Pull every line containing the word "Nezvedejte" from the records.

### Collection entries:
--- START ---
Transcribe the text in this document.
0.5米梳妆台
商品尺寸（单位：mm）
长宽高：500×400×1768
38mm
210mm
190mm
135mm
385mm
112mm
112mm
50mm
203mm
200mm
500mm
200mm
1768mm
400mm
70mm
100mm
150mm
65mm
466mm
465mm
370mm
--- END ---
--- START ---
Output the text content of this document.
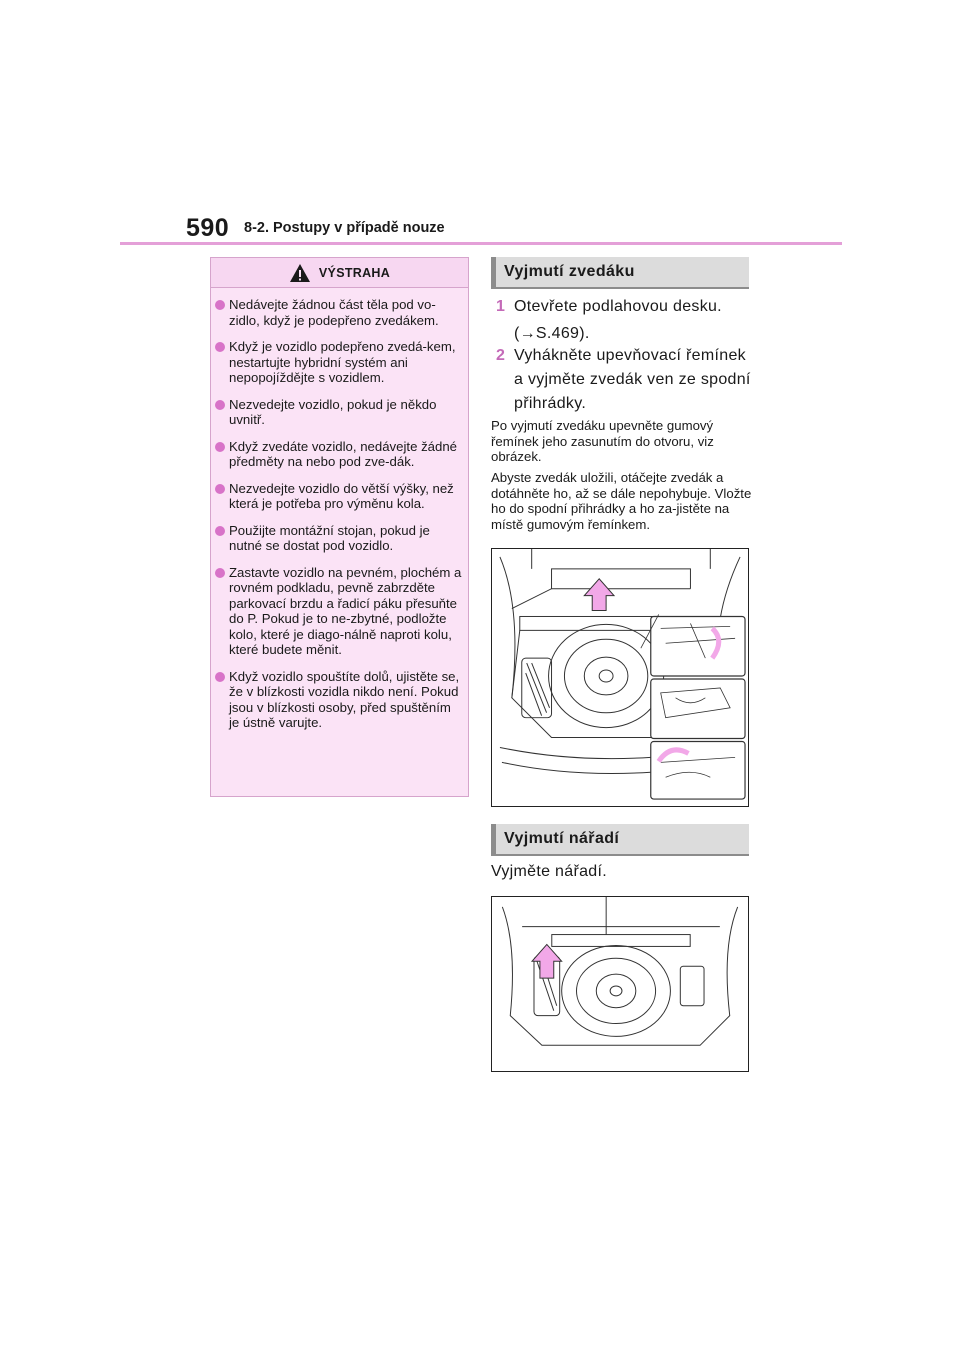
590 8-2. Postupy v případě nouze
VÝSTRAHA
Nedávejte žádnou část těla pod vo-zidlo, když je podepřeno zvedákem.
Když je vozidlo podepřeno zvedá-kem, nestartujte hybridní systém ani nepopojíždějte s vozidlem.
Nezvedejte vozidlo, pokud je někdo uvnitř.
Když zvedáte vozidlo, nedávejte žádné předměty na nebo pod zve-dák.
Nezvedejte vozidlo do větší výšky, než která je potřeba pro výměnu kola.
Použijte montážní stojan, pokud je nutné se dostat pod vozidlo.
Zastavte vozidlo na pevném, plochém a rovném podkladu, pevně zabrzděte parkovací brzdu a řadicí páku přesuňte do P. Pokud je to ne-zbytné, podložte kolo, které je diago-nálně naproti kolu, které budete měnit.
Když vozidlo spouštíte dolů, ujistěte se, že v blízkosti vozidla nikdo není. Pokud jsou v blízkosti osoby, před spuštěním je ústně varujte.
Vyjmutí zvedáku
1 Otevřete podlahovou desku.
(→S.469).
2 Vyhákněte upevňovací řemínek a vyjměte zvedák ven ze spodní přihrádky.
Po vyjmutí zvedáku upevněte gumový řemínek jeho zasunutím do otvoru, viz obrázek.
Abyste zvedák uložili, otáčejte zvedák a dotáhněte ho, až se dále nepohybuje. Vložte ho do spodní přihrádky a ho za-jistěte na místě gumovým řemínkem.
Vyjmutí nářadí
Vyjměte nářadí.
--- END ---
--- START ---
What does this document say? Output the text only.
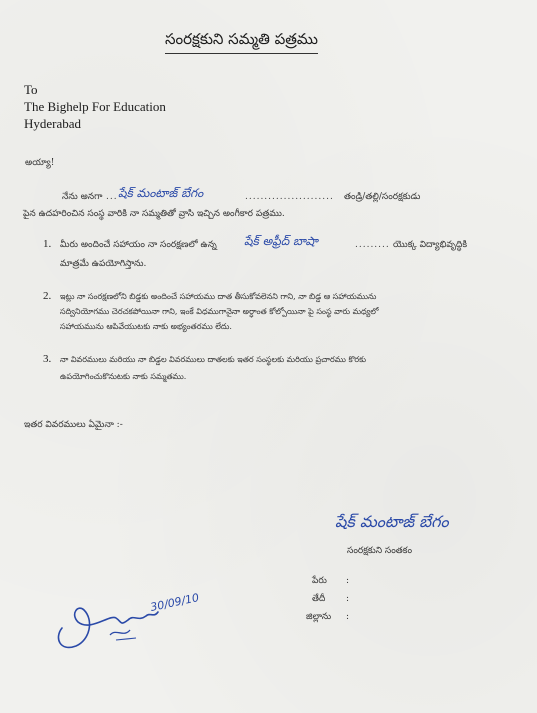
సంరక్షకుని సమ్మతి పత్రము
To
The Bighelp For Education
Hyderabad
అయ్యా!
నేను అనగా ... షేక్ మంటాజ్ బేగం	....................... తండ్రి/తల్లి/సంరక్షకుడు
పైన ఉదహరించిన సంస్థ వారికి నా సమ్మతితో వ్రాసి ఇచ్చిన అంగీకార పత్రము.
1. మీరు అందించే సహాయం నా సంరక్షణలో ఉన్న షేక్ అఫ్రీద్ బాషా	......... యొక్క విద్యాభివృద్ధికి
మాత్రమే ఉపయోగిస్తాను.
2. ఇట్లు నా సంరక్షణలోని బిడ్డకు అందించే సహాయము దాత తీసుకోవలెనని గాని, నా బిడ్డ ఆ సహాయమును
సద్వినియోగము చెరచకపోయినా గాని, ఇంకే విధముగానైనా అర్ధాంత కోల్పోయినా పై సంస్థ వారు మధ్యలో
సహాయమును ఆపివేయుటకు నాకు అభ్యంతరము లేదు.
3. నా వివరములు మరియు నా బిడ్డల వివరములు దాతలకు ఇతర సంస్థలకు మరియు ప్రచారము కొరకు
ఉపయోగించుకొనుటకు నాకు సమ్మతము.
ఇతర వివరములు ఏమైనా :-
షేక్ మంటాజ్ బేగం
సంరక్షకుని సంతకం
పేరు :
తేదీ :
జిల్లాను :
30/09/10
--- END ---
### Task output:
Nezvedejte vozidlo, pokud je někdo uvnitř.
Nezvedejte vozidlo do větší výšky, než která je potřeba pro výměnu kola.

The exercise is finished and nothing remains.